╭──
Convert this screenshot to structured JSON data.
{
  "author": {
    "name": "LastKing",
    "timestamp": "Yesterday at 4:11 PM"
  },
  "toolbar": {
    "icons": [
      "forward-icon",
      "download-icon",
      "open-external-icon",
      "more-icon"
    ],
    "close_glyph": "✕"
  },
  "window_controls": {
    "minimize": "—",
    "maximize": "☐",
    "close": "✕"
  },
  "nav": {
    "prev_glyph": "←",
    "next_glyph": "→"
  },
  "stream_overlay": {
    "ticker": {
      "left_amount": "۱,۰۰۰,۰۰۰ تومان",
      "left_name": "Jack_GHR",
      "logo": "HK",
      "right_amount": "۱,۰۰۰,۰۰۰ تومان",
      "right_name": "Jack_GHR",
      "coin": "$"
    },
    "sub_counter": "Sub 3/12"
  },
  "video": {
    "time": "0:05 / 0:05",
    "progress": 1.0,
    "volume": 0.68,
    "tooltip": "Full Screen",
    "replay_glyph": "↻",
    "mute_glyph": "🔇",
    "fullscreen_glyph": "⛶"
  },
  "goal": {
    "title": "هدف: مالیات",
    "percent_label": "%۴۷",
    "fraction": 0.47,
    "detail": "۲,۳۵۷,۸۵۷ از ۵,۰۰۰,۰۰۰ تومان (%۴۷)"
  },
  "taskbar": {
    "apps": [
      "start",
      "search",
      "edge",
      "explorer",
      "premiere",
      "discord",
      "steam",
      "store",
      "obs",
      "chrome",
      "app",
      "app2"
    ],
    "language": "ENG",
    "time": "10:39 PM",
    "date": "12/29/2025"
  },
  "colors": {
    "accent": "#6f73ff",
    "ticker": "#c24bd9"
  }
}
╰──
Exactly reproduce every line found in the records.

Convert this screenshot to structured JSON data.
{
  "author": {
    "name": "LastKing",
    "timestamp": "Yesterday at 4:11 PM"
  },
  "toolbar": {
    "icons": [
      "forward-icon",
      "download-icon",
      "open-external-icon",
      "more-icon"
    ],
    "close_glyph": "✕"
  },
  "window_controls": {
    "minimize": "—",
    "maximize": "☐",
    "close": "✕"
  },
  "nav": {
    "prev_glyph": "←",
    "next_glyph": "→"
  },
  "stream_overlay": {
    "ticker": {
      "left_amount": "۱,۰۰۰,۰۰۰ تومان",
      "left_name": "Jack_GHR",
      "logo": "HK",
      "right_amount": "۱,۰۰۰,۰۰۰ تومان",
      "right_name": "Jack_GHR",
      "coin": "$"
    },
    "sub_counter": "Sub 3/12"
  },
  "video": {
    "time": "0:05 / 0:05",
    "progress": 1.0,
    "volume": 0.68,
    "tooltip": "Full Screen",
    "replay_glyph": "↻",
    "mute_glyph": "🔇",
    "fullscreen_glyph": "⛶"
  },
  "goal": {
    "title": "هدف: مالیات",
    "percent_label": "%۴۷",
    "fraction": 0.47,
    "detail": "۲,۳۵۷,۸۵۷ از ۵,۰۰۰,۰۰۰ تومان (%۴۷)"
  },
  "taskbar": {
    "apps": [
      "start",
      "search",
      "edge",
      "explorer",
      "premiere",
      "discord",
      "steam",
      "store",
      "obs",
      "chrome",
      "app",
      "app2"
    ],
    "language": "ENG",
    "time": "10:39 PM",
    "date": "12/29/2025"
  },
  "colors": {
    "accent": "#6f73ff",
    "ticker": "#c24bd9"
  }
}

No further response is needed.